● **TEXT PROVIDED**:
>> START
Bolt Action, Bolt Action - Italian, Gaming & Collecting

Frontline Report: Battlegroup Italia

no comments

With the release of Campaign: The Western Desert almost upon us, we asked our master metallurgist and head caster Pete H to show off his fantastic Battlegroup Italia and give us his thoughts on how to best use it in your games of Bolt Action.

Frontline Reports: Pete's Battlegroup Italia

Battlegroup Italia

G’day and Ciao Warlord aficionados!

Welcome to my take on a kick arse Italian battle group.

Why Italians you ask?

Look at these photos and tell me that’s not some cool stuff there! Add some hard as nails infantry with a field gun or two and you are formidable.


Besides, it is a game we play not real life, can you guarantee your next 2d6 roll?!

I’ve watched for 4 turns as a tank and an SPG shot at each other across the table and neither could hit a high note let alone the other vehicle!
>> END
● **DIRECTION 1**: Write out the stretch of the Battlegroup Italia text from "no comments" through "of Bolt Action.".

● **AVAILABLE DATA**:
>> START
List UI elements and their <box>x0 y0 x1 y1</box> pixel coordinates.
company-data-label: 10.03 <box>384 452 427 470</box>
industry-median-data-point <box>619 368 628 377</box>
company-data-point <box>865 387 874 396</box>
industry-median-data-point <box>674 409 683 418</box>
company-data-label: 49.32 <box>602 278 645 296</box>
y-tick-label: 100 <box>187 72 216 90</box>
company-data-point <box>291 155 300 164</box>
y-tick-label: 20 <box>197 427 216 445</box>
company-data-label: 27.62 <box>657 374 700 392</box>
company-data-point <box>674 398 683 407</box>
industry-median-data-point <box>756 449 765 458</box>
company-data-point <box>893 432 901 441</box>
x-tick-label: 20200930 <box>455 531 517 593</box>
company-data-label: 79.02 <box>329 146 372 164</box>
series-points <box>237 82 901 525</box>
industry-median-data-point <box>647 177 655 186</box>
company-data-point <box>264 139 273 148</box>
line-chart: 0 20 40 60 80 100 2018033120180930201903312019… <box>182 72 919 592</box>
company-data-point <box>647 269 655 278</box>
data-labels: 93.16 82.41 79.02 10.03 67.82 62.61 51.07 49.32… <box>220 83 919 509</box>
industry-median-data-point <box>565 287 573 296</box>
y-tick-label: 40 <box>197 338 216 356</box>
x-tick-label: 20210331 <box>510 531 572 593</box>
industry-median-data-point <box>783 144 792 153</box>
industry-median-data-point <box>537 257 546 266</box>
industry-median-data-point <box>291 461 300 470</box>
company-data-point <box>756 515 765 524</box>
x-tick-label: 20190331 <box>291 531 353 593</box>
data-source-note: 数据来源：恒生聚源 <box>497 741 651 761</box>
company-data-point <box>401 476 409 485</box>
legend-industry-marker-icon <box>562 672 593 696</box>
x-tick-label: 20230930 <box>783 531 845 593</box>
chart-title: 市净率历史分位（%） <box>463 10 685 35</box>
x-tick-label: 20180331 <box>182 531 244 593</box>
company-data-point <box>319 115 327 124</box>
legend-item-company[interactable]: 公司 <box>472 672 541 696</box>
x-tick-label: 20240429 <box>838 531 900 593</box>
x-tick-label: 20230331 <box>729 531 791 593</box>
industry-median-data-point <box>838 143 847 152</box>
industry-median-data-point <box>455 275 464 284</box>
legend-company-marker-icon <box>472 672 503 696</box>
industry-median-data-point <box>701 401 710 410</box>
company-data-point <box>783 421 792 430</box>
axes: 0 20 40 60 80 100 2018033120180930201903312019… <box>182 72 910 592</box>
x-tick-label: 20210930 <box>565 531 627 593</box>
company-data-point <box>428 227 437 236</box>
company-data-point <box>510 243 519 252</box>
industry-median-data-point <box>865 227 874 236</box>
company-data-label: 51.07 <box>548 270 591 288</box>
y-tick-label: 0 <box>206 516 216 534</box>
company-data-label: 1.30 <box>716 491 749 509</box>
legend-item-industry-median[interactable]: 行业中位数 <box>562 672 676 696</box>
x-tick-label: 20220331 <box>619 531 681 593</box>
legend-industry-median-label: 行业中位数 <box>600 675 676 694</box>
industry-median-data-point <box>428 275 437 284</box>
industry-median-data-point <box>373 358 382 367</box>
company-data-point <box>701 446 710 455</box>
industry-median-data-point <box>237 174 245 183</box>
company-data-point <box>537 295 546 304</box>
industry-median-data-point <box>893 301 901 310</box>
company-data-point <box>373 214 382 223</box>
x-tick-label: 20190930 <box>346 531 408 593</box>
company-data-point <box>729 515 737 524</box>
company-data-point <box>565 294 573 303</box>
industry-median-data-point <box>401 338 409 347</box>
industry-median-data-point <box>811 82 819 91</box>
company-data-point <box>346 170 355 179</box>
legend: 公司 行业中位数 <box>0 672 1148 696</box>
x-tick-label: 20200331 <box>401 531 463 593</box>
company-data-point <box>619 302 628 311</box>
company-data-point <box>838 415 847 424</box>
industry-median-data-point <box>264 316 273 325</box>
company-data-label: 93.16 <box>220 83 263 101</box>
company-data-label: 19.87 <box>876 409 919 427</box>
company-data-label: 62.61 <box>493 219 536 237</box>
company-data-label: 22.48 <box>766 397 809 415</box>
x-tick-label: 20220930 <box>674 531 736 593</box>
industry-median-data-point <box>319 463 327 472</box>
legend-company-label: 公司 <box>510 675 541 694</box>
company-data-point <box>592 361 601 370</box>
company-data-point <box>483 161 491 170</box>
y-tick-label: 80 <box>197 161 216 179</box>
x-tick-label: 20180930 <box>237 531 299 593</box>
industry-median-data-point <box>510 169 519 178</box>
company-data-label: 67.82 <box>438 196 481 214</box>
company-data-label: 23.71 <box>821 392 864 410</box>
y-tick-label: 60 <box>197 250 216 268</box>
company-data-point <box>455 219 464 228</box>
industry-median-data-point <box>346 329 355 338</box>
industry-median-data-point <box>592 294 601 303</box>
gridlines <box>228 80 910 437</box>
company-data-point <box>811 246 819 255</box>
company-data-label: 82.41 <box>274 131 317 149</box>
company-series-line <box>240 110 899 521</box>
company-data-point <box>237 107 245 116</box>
>> END
● **DIRECTION 2**: Gather every line in the records that contains the string "icon".

● **EXPECTED OUTPUT 1**:
no comments

With the release of Campaign: The Western Desert almost upon us, we asked our master metallurgist and head caster Pete H to show off his fantastic Battlegroup Italia and give us his thoughts on how to best use it in your games of Bolt Action.

● **EXPECTED OUTPUT 2**:
legend-industry-marker-icon <box>562 672 593 696</box>
legend-company-marker-icon <box>472 672 503 696</box>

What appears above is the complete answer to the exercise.